== Brief ==
Reproduce the listing below exactly. Pictures do not belong in the copy.

== Entries supplied ==

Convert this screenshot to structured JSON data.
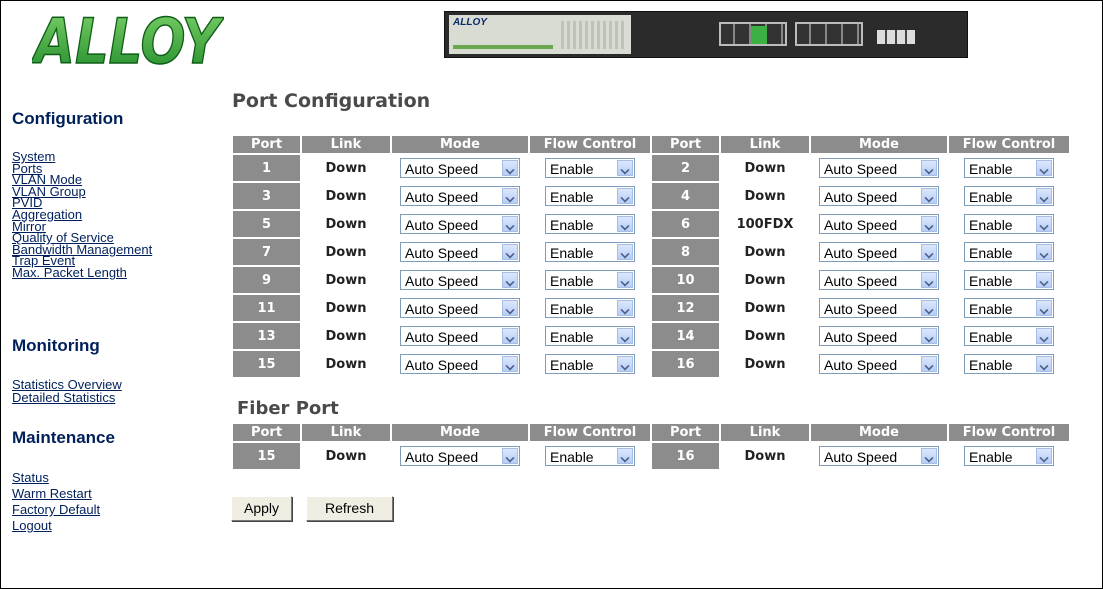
{
  "brand": {
    "logo_text": "ALLOY",
    "device_label": "ALLOY"
  },
  "sidebar": {
    "configuration": {
      "title": "Configuration",
      "items": [
        "System",
        "Ports",
        "VLAN Mode",
        "VLAN Group",
        "PVID",
        "Aggregation",
        "Mirror",
        "Quality of Service",
        "Bandwidth Management",
        "Trap Event",
        "Max. Packet Length"
      ]
    },
    "monitoring": {
      "title": "Monitoring",
      "items": [
        "Statistics Overview",
        "Detailed Statistics"
      ]
    },
    "maintenance": {
      "title": "Maintenance",
      "items": [
        "Status",
        "Warm Restart",
        "Factory Default",
        "Logout"
      ]
    }
  },
  "main": {
    "title": "Port Configuration",
    "fiber_title": "Fiber Port",
    "headers": [
      "Port",
      "Link",
      "Mode",
      "Flow Control",
      "Port",
      "Link",
      "Mode",
      "Flow Control"
    ],
    "rows": [
      {
        "l": {
          "port": "1",
          "link": "Down",
          "mode": "Auto Speed",
          "flow": "Enable"
        },
        "r": {
          "port": "2",
          "link": "Down",
          "mode": "Auto Speed",
          "flow": "Enable"
        }
      },
      {
        "l": {
          "port": "3",
          "link": "Down",
          "mode": "Auto Speed",
          "flow": "Enable"
        },
        "r": {
          "port": "4",
          "link": "Down",
          "mode": "Auto Speed",
          "flow": "Enable"
        }
      },
      {
        "l": {
          "port": "5",
          "link": "Down",
          "mode": "Auto Speed",
          "flow": "Enable"
        },
        "r": {
          "port": "6",
          "link": "100FDX",
          "mode": "Auto Speed",
          "flow": "Enable"
        }
      },
      {
        "l": {
          "port": "7",
          "link": "Down",
          "mode": "Auto Speed",
          "flow": "Enable"
        },
        "r": {
          "port": "8",
          "link": "Down",
          "mode": "Auto Speed",
          "flow": "Enable"
        }
      },
      {
        "l": {
          "port": "9",
          "link": "Down",
          "mode": "Auto Speed",
          "flow": "Enable"
        },
        "r": {
          "port": "10",
          "link": "Down",
          "mode": "Auto Speed",
          "flow": "Enable"
        }
      },
      {
        "l": {
          "port": "11",
          "link": "Down",
          "mode": "Auto Speed",
          "flow": "Enable"
        },
        "r": {
          "port": "12",
          "link": "Down",
          "mode": "Auto Speed",
          "flow": "Enable"
        }
      },
      {
        "l": {
          "port": "13",
          "link": "Down",
          "mode": "Auto Speed",
          "flow": "Enable"
        },
        "r": {
          "port": "14",
          "link": "Down",
          "mode": "Auto Speed",
          "flow": "Enable"
        }
      },
      {
        "l": {
          "port": "15",
          "link": "Down",
          "mode": "Auto Speed",
          "flow": "Enable"
        },
        "r": {
          "port": "16",
          "link": "Down",
          "mode": "Auto Speed",
          "flow": "Enable"
        }
      }
    ],
    "fiber_rows": [
      {
        "l": {
          "port": "15",
          "link": "Down",
          "mode": "Auto Speed",
          "flow": "Enable"
        },
        "r": {
          "port": "16",
          "link": "Down",
          "mode": "Auto Speed",
          "flow": "Enable"
        }
      }
    ],
    "buttons": {
      "apply": "Apply",
      "refresh": "Refresh"
    }
  },
  "colors": {
    "nav": "#00205b",
    "header_cell": "#8c8c8c",
    "logo_green": "#3aa935"
  }
}
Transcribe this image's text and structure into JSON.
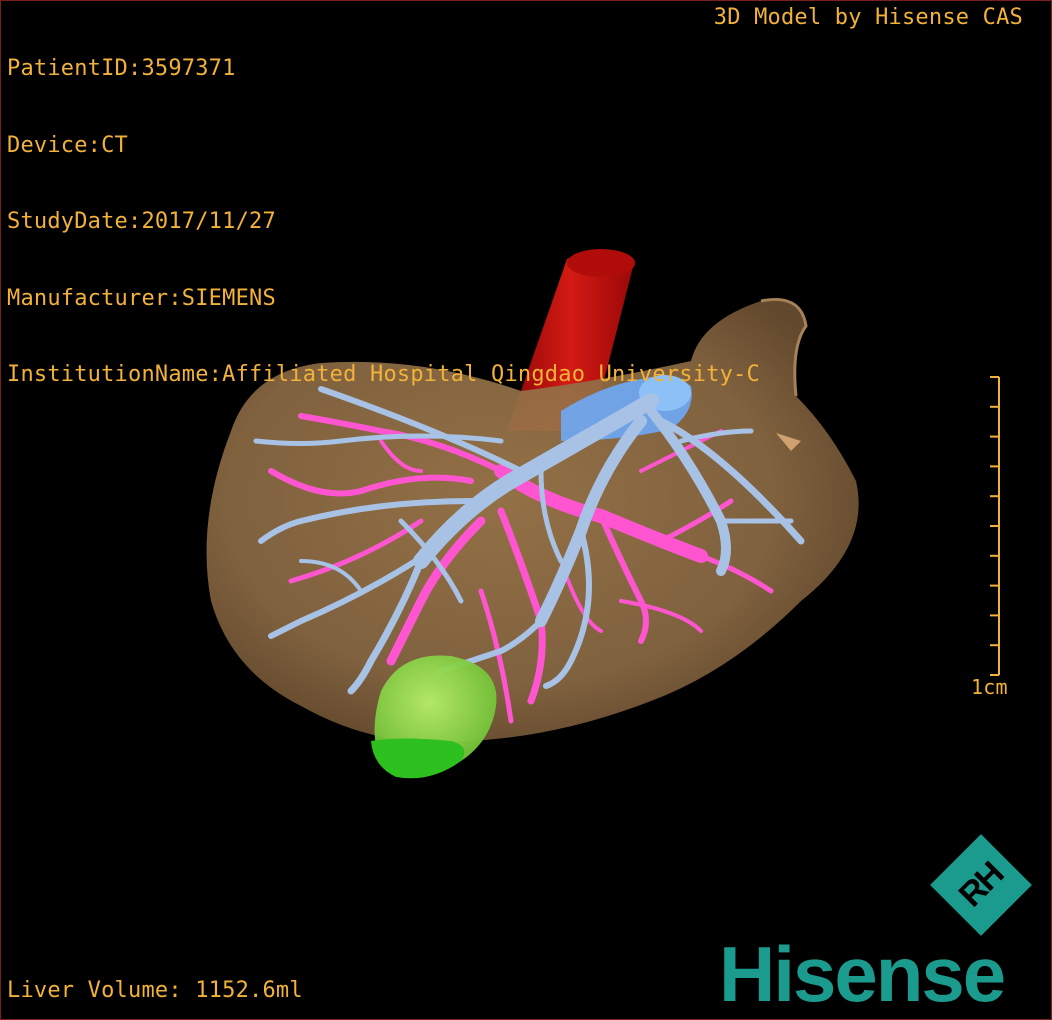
{
  "overlay": {
    "patient_id": "PatientID:3597371",
    "device": "Device:CT",
    "study_date": "StudyDate:2017/11/27",
    "manufacturer": "Manufacturer:SIEMENS",
    "institution": "InstitutionName:Affiliated Hospital Qingdao University-C",
    "model_credit": "3D Model by Hisense CAS",
    "liver_volume": "Liver Volume: 1152.6ml"
  },
  "scale_bar": {
    "label": "1cm",
    "tick_count": 11
  },
  "brand": {
    "wordmark": "Hisense",
    "logo_letters": "RH"
  },
  "colors": {
    "overlay_text": "#f2b23a",
    "liver": "#8b6a44",
    "aorta": "#c3120f",
    "portal_vein": "#a8c2e6",
    "hepatic_vessels": "#ff55d0",
    "ivc": "#6fa6ee",
    "gallbladder": "#7ad43a",
    "brand": "#1b9a8e"
  }
}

== Exercise answer ==
Convert this screenshot to structured JSON data.
{
  "brand": {
    "logo_text": "ALLOY",
    "device_label": "ALLOY"
  },
  "sidebar": {
    "configuration": {
      "title": "Configuration",
      "items": [
        "System",
        "Ports",
        "VLAN Mode",
        "VLAN Group",
        "PVID",
        "Aggregation",
        "Mirror",
        "Quality of Service",
        "Bandwidth Management",
        "Trap Event",
        "Max. Packet Length"
      ]
    },
    "monitoring": {
      "title": "Monitoring",
      "items": [
        "Statistics Overview",
        "Detailed Statistics"
      ]
    },
    "maintenance": {
      "title": "Maintenance",
      "items": [
        "Status",
        "Warm Restart",
        "Factory Default",
        "Logout"
      ]
    }
  },
  "main": {
    "title": "Port Configuration",
    "fiber_title": "Fiber Port",
    "headers": [
      "Port",
      "Link",
      "Mode",
      "Flow Control",
      "Port",
      "Link",
      "Mode",
      "Flow Control"
    ],
    "rows": [
      {
        "l": {
          "port": "1",
          "link": "Down",
          "mode": "Auto Speed",
          "flow": "Enable"
        },
        "r": {
          "port": "2",
          "link": "Down",
          "mode": "Auto Speed",
          "flow": "Enable"
        }
      },
      {
        "l": {
          "port": "3",
          "link": "Down",
          "mode": "Auto Speed",
          "flow": "Enable"
        },
        "r": {
          "port": "4",
          "link": "Down",
          "mode": "Auto Speed",
          "flow": "Enable"
        }
      },
      {
        "l": {
          "port": "5",
          "link": "Down",
          "mode": "Auto Speed",
          "flow": "Enable"
        },
        "r": {
          "port": "6",
          "link": "100FDX",
          "mode": "Auto Speed",
          "flow": "Enable"
        }
      },
      {
        "l": {
          "port": "7",
          "link": "Down",
          "mode": "Auto Speed",
          "flow": "Enable"
        },
        "r": {
          "port": "8",
          "link": "Down",
          "mode": "Auto Speed",
          "flow": "Enable"
        }
      },
      {
        "l": {
          "port": "9",
          "link": "Down",
          "mode": "Auto Speed",
          "flow": "Enable"
        },
        "r": {
          "port": "10",
          "link": "Down",
          "mode": "Auto Speed",
          "flow": "Enable"
        }
      },
      {
        "l": {
          "port": "11",
          "link": "Down",
          "mode": "Auto Speed",
          "flow": "Enable"
        },
        "r": {
          "port": "12",
          "link": "Down",
          "mode": "Auto Speed",
          "flow": "Enable"
        }
      },
      {
        "l": {
          "port": "13",
          "link": "Down",
          "mode": "Auto Speed",
          "flow": "Enable"
        },
        "r": {
          "port": "14",
          "link": "Down",
          "mode": "Auto Speed",
          "flow": "Enable"
        }
      },
      {
        "l": {
          "port": "15",
          "link": "Down",
          "mode": "Auto Speed",
          "flow": "Enable"
        },
        "r": {
          "port": "16",
          "link": "Down",
          "mode": "Auto Speed",
          "flow": "Enable"
        }
      }
    ],
    "fiber_rows": [
      {
        "l": {
          "port": "15",
          "link": "Down",
          "mode": "Auto Speed",
          "flow": "Enable"
        },
        "r": {
          "port": "16",
          "link": "Down",
          "mode": "Auto Speed",
          "flow": "Enable"
        }
      }
    ],
    "buttons": {
      "apply": "Apply",
      "refresh": "Refresh"
    }
  },
  "colors": {
    "nav": "#00205b",
    "header_cell": "#8c8c8c",
    "logo_green": "#3aa935"
  }
}
Transcribe this image's text and structure into JSON.
{
  "overlay": {
    "patient_id": "PatientID:3597371",
    "device": "Device:CT",
    "study_date": "StudyDate:2017/11/27",
    "manufacturer": "Manufacturer:SIEMENS",
    "institution": "InstitutionName:Affiliated Hospital Qingdao University-C",
    "model_credit": "3D Model by Hisense CAS",
    "liver_volume": "Liver Volume: 1152.6ml"
  },
  "scale_bar": {
    "label": "1cm",
    "tick_count": 11
  },
  "brand": {
    "wordmark": "Hisense",
    "logo_letters": "RH"
  },
  "colors": {
    "overlay_text": "#f2b23a",
    "liver": "#8b6a44",
    "aorta": "#c3120f",
    "portal_vein": "#a8c2e6",
    "hepatic_vessels": "#ff55d0",
    "ivc": "#6fa6ee",
    "gallbladder": "#7ad43a",
    "brand": "#1b9a8e"
  }
}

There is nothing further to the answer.